··· Data excerpts ···

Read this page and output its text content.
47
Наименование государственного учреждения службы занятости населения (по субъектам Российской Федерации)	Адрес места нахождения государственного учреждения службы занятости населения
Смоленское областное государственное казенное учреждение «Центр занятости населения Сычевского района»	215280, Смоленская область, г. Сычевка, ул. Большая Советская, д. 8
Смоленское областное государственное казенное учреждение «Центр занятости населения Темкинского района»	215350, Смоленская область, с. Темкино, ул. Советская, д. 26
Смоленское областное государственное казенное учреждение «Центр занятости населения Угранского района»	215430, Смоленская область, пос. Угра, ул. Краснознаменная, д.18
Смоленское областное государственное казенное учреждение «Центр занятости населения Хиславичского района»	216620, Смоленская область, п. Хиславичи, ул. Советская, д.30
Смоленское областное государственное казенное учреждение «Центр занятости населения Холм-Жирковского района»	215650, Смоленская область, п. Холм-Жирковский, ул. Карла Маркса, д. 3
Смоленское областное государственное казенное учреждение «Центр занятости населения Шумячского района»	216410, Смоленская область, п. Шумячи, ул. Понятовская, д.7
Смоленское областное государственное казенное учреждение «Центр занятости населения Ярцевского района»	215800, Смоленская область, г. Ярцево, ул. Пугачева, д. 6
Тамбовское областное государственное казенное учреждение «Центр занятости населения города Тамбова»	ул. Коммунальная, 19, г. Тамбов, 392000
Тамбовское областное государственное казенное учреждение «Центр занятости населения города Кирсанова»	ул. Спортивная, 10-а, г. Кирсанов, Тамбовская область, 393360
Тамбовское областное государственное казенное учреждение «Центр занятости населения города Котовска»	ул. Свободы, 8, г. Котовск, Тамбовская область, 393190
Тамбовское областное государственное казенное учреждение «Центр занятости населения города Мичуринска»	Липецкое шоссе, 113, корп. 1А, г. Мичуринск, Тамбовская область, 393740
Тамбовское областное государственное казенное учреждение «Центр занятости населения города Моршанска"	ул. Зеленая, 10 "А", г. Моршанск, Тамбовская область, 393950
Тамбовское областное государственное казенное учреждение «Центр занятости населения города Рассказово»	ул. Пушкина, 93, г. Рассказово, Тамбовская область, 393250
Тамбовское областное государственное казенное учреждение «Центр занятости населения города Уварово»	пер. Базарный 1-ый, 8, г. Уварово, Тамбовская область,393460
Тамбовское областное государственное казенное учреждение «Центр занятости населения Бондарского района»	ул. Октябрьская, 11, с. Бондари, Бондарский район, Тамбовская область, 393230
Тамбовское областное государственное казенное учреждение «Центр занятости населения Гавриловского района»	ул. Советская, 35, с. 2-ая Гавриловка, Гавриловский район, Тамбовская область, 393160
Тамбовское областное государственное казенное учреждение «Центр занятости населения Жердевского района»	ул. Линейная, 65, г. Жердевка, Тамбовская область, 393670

···
··· Data excerpts ···

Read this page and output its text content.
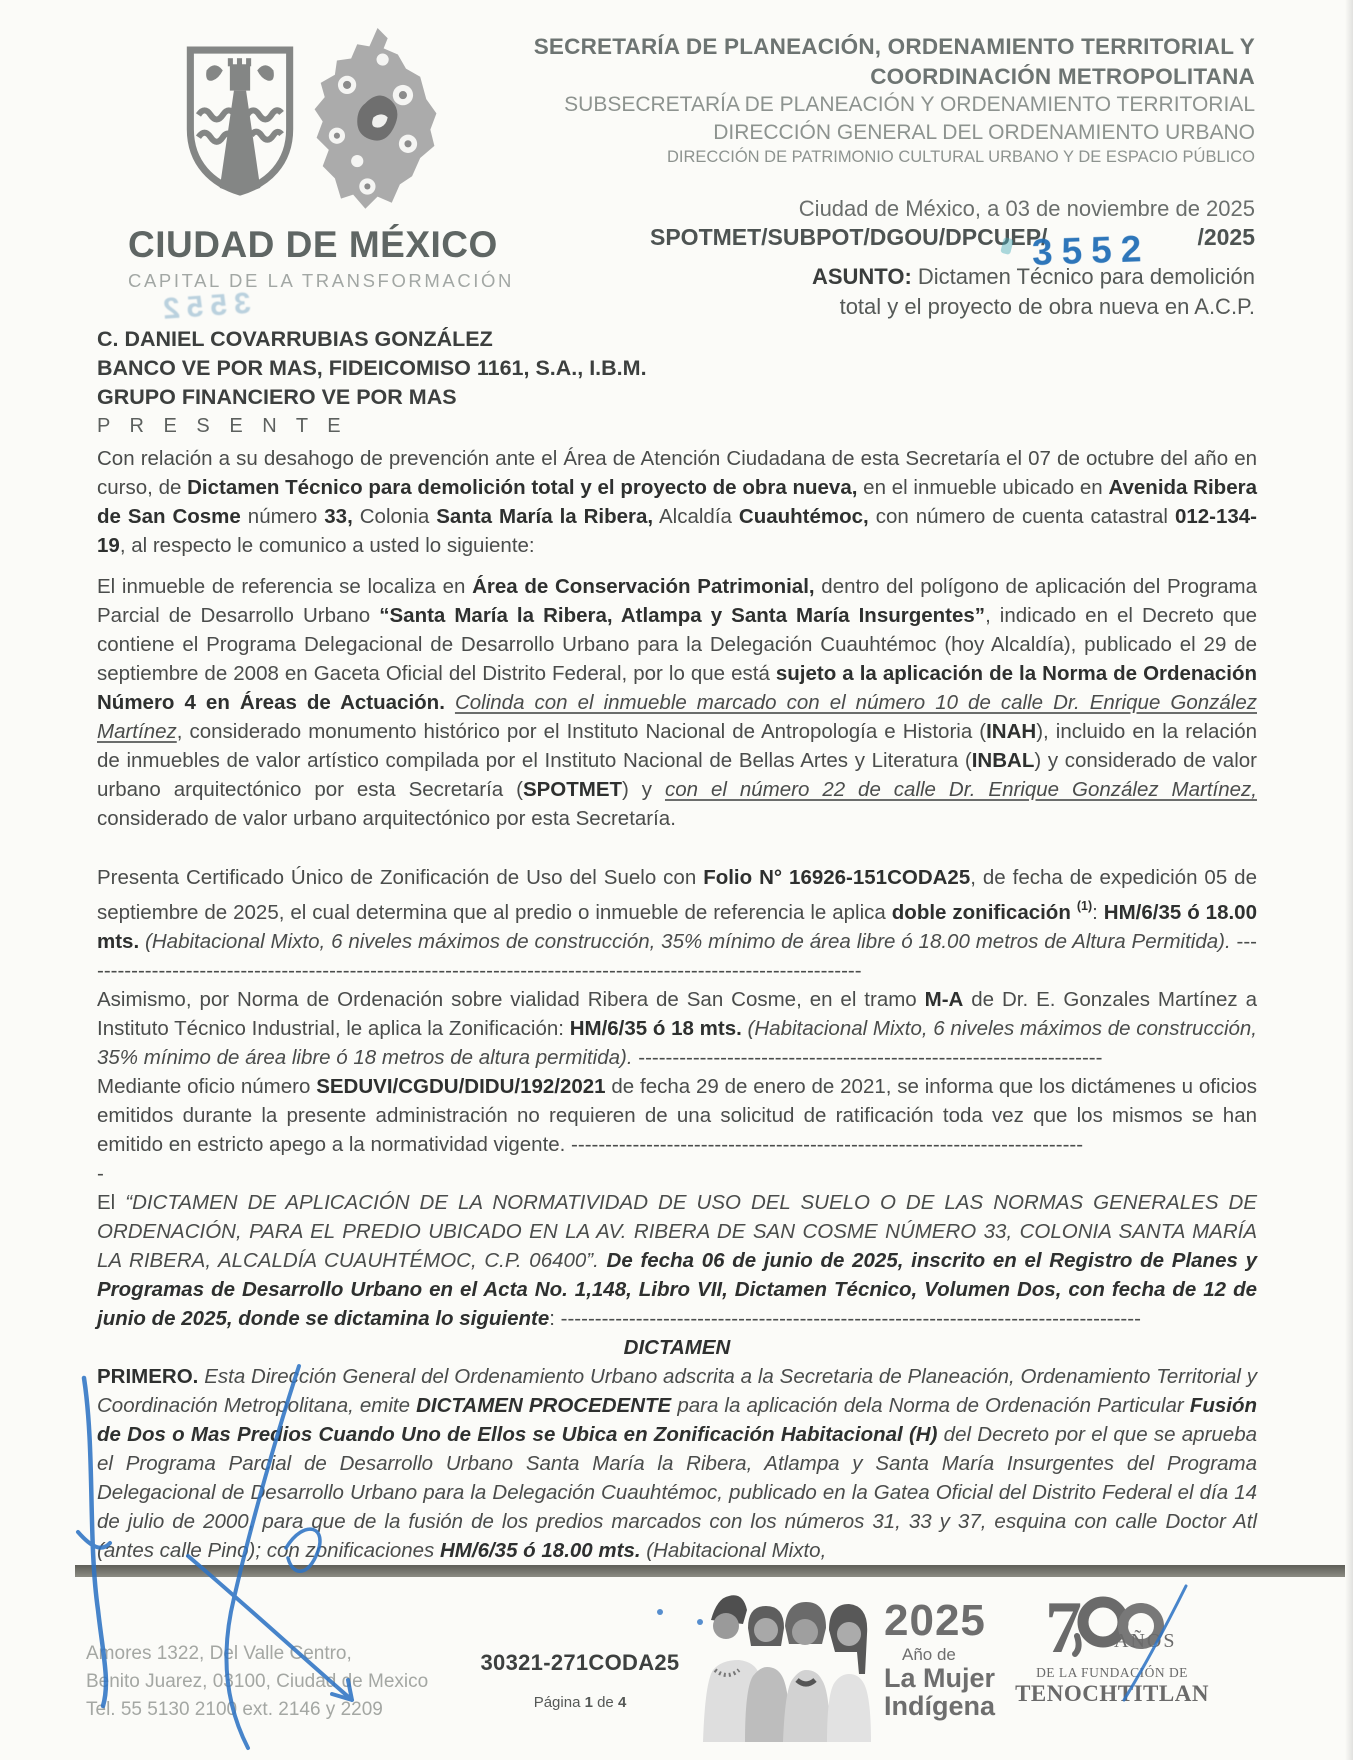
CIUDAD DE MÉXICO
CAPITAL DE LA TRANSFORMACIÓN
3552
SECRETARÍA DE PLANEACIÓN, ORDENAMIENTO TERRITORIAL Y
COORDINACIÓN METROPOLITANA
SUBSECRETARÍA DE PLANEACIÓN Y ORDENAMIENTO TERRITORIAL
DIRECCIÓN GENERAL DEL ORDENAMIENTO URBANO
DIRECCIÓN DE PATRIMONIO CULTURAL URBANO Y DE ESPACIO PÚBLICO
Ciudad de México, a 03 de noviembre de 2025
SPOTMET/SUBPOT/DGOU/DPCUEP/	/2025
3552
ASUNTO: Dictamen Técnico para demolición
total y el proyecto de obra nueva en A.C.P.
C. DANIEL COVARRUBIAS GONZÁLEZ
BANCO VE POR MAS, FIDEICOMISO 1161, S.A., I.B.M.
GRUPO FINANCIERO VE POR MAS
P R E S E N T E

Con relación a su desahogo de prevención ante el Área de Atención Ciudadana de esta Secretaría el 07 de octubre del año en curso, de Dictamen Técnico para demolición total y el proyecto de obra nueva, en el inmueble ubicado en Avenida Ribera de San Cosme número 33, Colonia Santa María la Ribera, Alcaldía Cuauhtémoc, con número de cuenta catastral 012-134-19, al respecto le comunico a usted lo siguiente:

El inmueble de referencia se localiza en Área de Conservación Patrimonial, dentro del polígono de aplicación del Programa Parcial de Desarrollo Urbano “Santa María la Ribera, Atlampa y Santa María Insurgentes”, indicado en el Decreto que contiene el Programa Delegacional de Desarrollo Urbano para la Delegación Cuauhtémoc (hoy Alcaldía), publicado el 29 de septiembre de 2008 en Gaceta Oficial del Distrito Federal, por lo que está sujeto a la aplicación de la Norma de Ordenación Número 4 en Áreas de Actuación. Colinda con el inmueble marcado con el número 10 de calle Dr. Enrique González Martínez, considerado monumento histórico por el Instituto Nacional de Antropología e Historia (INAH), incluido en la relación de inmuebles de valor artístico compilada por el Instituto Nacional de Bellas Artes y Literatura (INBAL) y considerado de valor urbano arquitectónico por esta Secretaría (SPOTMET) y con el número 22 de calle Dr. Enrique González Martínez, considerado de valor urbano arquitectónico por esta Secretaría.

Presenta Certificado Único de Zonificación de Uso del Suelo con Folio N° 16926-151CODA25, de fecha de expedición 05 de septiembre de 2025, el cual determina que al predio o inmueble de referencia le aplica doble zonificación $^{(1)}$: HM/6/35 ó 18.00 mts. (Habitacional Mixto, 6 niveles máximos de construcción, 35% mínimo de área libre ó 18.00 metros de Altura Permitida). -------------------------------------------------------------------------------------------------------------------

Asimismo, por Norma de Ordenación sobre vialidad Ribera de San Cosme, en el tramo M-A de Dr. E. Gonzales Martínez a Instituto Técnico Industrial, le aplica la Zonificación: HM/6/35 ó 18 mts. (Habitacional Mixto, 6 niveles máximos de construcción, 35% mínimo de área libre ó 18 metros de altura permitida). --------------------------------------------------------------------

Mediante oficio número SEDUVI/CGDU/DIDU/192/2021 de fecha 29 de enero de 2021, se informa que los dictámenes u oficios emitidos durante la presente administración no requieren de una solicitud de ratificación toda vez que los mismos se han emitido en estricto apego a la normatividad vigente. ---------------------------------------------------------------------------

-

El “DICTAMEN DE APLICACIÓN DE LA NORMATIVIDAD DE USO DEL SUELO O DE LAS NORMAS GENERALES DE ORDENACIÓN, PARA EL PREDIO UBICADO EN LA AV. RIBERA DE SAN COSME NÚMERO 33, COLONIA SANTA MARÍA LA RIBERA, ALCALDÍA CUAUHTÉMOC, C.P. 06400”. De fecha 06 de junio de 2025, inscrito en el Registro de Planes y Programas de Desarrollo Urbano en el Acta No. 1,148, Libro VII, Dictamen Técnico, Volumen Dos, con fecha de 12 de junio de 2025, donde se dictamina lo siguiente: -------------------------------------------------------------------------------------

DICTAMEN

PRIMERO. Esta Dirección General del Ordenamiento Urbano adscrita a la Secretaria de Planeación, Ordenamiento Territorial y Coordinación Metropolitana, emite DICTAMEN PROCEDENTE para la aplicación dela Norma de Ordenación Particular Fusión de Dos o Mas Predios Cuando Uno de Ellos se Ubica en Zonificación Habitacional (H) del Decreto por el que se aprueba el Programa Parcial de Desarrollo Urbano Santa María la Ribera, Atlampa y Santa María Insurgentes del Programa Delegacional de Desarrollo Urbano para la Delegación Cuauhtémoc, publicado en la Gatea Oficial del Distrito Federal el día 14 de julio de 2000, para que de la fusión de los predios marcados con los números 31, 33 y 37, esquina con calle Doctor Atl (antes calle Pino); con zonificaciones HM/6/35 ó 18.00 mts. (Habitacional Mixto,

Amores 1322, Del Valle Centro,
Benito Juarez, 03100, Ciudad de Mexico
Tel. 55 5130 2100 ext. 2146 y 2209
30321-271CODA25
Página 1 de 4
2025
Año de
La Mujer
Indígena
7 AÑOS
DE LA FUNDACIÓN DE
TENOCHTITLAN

···

* Given task
Copy each line in the data that holds the word "siguiente".

* Answer to this exercise
Con relación a su desahogo de prevención ante el Área de Atención Ciudadana de esta Secretaría el 07 de octubre del año en curso, de Dictamen Técnico para demolición total y el proyecto de obra nueva, en el inmueble ubicado en Avenida Ribera de San Cosme número 33, Colonia Santa María la Ribera, Alcaldía Cuauhtémoc, con número de cuenta catastral 012-134-19, al respecto le comunico a usted lo siguiente:
El “DICTAMEN DE APLICACIÓN DE LA NORMATIVIDAD DE USO DEL SUELO O DE LAS NORMAS GENERALES DE ORDENACIÓN, PARA EL PREDIO UBICADO EN LA AV. RIBERA DE SAN COSME NÚMERO 33, COLONIA SANTA MARÍA LA RIBERA, ALCALDÍA CUAUHTÉMOC, C.P. 06400”. De fecha 06 de junio de 2025, inscrito en el Registro de Planes y Programas de Desarrollo Urbano en el Acta No. 1,148, Libro VII, Dictamen Técnico, Volumen Dos, con fecha de 12 de junio de 2025, donde se dictamina lo siguiente: -------------------------------------------------------------------------------------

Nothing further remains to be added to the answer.